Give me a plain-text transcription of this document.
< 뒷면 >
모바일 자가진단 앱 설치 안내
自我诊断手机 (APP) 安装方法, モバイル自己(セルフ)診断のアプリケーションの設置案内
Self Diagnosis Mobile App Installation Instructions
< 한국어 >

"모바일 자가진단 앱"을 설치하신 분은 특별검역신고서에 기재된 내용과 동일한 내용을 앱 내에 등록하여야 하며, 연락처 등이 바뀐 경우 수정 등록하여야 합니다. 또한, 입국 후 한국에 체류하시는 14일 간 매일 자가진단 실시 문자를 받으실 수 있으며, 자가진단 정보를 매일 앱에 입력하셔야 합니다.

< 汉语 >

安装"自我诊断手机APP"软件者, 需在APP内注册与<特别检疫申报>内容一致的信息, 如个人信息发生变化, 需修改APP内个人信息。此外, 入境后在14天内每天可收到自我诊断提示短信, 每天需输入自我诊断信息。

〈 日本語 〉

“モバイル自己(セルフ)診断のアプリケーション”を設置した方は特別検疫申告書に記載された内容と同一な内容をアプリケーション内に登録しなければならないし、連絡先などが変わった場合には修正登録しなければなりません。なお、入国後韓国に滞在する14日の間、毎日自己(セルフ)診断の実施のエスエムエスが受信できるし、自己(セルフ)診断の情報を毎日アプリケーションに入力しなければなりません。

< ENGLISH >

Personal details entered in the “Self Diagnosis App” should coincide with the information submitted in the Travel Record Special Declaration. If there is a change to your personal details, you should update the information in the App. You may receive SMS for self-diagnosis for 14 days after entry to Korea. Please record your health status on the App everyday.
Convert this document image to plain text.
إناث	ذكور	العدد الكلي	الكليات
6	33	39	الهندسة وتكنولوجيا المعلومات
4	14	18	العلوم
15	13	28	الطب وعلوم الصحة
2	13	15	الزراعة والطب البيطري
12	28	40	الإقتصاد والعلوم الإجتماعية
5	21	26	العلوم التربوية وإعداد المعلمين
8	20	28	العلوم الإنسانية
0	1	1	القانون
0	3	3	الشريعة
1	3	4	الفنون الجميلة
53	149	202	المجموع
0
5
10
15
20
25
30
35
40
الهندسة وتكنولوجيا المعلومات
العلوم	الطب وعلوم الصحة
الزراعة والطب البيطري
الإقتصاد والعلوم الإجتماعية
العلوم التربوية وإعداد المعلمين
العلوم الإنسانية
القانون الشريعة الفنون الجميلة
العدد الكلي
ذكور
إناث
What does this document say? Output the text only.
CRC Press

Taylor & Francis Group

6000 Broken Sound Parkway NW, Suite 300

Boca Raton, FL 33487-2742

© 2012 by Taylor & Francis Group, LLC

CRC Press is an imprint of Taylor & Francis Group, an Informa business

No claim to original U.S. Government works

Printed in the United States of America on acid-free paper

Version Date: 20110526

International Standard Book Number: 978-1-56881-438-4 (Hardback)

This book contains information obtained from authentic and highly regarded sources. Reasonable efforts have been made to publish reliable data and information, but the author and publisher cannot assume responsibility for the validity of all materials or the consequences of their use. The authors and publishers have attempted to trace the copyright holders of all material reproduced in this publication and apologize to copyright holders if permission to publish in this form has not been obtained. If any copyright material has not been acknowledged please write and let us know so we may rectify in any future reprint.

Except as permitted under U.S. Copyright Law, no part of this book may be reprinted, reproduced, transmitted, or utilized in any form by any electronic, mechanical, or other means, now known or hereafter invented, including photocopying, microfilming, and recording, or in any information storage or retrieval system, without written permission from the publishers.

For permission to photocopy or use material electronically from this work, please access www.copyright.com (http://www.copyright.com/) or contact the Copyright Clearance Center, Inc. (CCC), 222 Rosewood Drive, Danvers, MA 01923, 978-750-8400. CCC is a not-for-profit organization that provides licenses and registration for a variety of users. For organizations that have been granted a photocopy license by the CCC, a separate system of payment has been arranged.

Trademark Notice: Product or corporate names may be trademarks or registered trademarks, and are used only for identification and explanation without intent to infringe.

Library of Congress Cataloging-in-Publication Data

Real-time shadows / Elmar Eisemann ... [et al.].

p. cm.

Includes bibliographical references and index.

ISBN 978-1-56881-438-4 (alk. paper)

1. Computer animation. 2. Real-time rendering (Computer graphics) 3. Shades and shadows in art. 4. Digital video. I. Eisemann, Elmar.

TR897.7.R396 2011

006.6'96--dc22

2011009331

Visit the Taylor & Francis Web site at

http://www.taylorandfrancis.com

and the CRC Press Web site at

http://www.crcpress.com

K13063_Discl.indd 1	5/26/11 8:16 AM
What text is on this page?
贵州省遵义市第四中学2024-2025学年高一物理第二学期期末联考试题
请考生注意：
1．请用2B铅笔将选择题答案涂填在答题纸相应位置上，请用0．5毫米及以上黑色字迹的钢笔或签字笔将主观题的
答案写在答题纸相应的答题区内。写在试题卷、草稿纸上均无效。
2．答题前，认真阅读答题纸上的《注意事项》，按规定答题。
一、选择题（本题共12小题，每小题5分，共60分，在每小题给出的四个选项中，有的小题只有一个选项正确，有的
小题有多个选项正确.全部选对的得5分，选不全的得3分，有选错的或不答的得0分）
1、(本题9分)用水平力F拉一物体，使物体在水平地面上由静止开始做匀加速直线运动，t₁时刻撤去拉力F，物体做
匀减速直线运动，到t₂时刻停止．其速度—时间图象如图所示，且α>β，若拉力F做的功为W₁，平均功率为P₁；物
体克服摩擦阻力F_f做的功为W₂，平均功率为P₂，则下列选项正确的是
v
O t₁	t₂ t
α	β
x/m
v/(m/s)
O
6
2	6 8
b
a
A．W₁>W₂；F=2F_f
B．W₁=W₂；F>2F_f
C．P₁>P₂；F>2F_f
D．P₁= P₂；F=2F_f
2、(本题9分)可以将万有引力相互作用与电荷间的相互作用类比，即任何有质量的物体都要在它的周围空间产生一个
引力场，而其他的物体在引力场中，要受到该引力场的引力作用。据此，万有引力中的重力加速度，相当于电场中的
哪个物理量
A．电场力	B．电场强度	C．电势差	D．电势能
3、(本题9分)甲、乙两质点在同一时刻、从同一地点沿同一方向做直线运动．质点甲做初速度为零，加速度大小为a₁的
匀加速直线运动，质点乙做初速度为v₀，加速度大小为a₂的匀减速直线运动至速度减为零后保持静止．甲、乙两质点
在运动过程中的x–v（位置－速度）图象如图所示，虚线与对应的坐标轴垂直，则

Exercise task
Word for word, quote all of the data above.

Reply to the exercise
Give me a plain-text transcription of this document.
< 뒷면 >
모바일 자가진단 앱 설치 안내
自我诊断手机 (APP) 安装方法, モバイル自己(セルフ)診断のアプリケーションの設置案内
Self Diagnosis Mobile App Installation Instructions
< 한국어 >

"모바일 자가진단 앱"을 설치하신 분은 특별검역신고서에 기재된 내용과 동일한 내용을 앱 내에 등록하여야 하며, 연락처 등이 바뀐 경우 수정 등록하여야 합니다. 또한, 입국 후 한국에 체류하시는 14일 간 매일 자가진단 실시 문자를 받으실 수 있으며, 자가진단 정보를 매일 앱에 입력하셔야 합니다.

< 汉语 >

安装"自我诊断手机APP"软件者, 需在APP内注册与<特别检疫申报>内容一致的信息, 如个人信息发生变化, 需修改APP内个人信息。此外, 入境后在14天内每天可收到自我诊断提示短信, 每天需输入自我诊断信息。

〈 日本語 〉

“モバイル自己(セルフ)診断のアプリケーション”を設置した方は特別検疫申告書に記載された内容と同一な内容をアプリケーション内に登録しなければならないし、連絡先などが変わった場合には修正登録しなければなりません。なお、入国後韓国に滞在する14日の間、毎日自己(セルフ)診断の実施のエスエムエスが受信できるし、自己(セルフ)診断の情報を毎日アプリケーションに入力しなければなりません。

< ENGLISH >

Personal details entered in the “Self Diagnosis App” should coincide with the information submitted in the Travel Record Special Declaration. If there is a change to your personal details, you should update the information in the App. You may receive SMS for self-diagnosis for 14 days after entry to Korea. Please record your health status on the App everyday.
Convert this document image to plain text.
إناث	ذكور	العدد الكلي	الكليات
6	33	39	الهندسة وتكنولوجيا المعلومات
4	14	18	العلوم
15	13	28	الطب وعلوم الصحة
2	13	15	الزراعة والطب البيطري
12	28	40	الإقتصاد والعلوم الإجتماعية
5	21	26	العلوم التربوية وإعداد المعلمين
8	20	28	العلوم الإنسانية
0	1	1	القانون
0	3	3	الشريعة
1	3	4	الفنون الجميلة
53	149	202	المجموع
0
5
10
15
20
25
30
35
40
الهندسة وتكنولوجيا المعلومات
العلوم	الطب وعلوم الصحة
الزراعة والطب البيطري
الإقتصاد والعلوم الإجتماعية
العلوم التربوية وإعداد المعلمين
العلوم الإنسانية
القانون الشريعة الفنون الجميلة
العدد الكلي
ذكور
إناث
What does this document say? Output the text only.
CRC Press

Taylor & Francis Group

6000 Broken Sound Parkway NW, Suite 300

Boca Raton, FL 33487-2742

© 2012 by Taylor & Francis Group, LLC

CRC Press is an imprint of Taylor & Francis Group, an Informa business

No claim to original U.S. Government works

Printed in the United States of America on acid-free paper

Version Date: 20110526

International Standard Book Number: 978-1-56881-438-4 (Hardback)

This book contains information obtained from authentic and highly regarded sources. Reasonable efforts have been made to publish reliable data and information, but the author and publisher cannot assume responsibility for the validity of all materials or the consequences of their use. The authors and publishers have attempted to trace the copyright holders of all material reproduced in this publication and apologize to copyright holders if permission to publish in this form has not been obtained. If any copyright material has not been acknowledged please write and let us know so we may rectify in any future reprint.

Except as permitted under U.S. Copyright Law, no part of this book may be reprinted, reproduced, transmitted, or utilized in any form by any electronic, mechanical, or other means, now known or hereafter invented, including photocopying, microfilming, and recording, or in any information storage or retrieval system, without written permission from the publishers.

For permission to photocopy or use material electronically from this work, please access www.copyright.com (http://www.copyright.com/) or contact the Copyright Clearance Center, Inc. (CCC), 222 Rosewood Drive, Danvers, MA 01923, 978-750-8400. CCC is a not-for-profit organization that provides licenses and registration for a variety of users. For organizations that have been granted a photocopy license by the CCC, a separate system of payment has been arranged.

Trademark Notice: Product or corporate names may be trademarks or registered trademarks, and are used only for identification and explanation without intent to infringe.

Library of Congress Cataloging-in-Publication Data

Real-time shadows / Elmar Eisemann ... [et al.].

p. cm.

Includes bibliographical references and index.

ISBN 978-1-56881-438-4 (alk. paper)

1. Computer animation. 2. Real-time rendering (Computer graphics) 3. Shades and shadows in art. 4. Digital video. I. Eisemann, Elmar.

TR897.7.R396 2011

006.6'96--dc22

2011009331

Visit the Taylor & Francis Web site at

http://www.taylorandfrancis.com

and the CRC Press Web site at

http://www.crcpress.com

K13063_Discl.indd 1	5/26/11 8:16 AM
What text is on this page?
贵州省遵义市第四中学2024-2025学年高一物理第二学期期末联考试题
请考生注意：
1．请用2B铅笔将选择题答案涂填在答题纸相应位置上，请用0．5毫米及以上黑色字迹的钢笔或签字笔将主观题的
答案写在答题纸相应的答题区内。写在试题卷、草稿纸上均无效。
2．答题前，认真阅读答题纸上的《注意事项》，按规定答题。
一、选择题（本题共12小题，每小题5分，共60分，在每小题给出的四个选项中，有的小题只有一个选项正确，有的
小题有多个选项正确.全部选对的得5分，选不全的得3分，有选错的或不答的得0分）
1、(本题9分)用水平力F拉一物体，使物体在水平地面上由静止开始做匀加速直线运动，t₁时刻撤去拉力F，物体做
匀减速直线运动，到t₂时刻停止．其速度—时间图象如图所示，且α>β，若拉力F做的功为W₁，平均功率为P₁；物
体克服摩擦阻力F_f做的功为W₂，平均功率为P₂，则下列选项正确的是
v
O t₁	t₂ t
α	β
x/m
v/(m/s)
O
6
2	6 8
b
a
A．W₁>W₂；F=2F_f
B．W₁=W₂；F>2F_f
C．P₁>P₂；F>2F_f
D．P₁= P₂；F=2F_f
2、(本题9分)可以将万有引力相互作用与电荷间的相互作用类比，即任何有质量的物体都要在它的周围空间产生一个
引力场，而其他的物体在引力场中，要受到该引力场的引力作用。据此，万有引力中的重力加速度，相当于电场中的
哪个物理量
A．电场力	B．电场强度	C．电势差	D．电势能
3、(本题9分)甲、乙两质点在同一时刻、从同一地点沿同一方向做直线运动．质点甲做初速度为零，加速度大小为a₁的
匀加速直线运动，质点乙做初速度为v₀，加速度大小为a₂的匀减速直线运动至速度减为零后保持静止．甲、乙两质点
在运动过程中的x–v（位置－速度）图象如图所示，虚线与对应的坐标轴垂直，则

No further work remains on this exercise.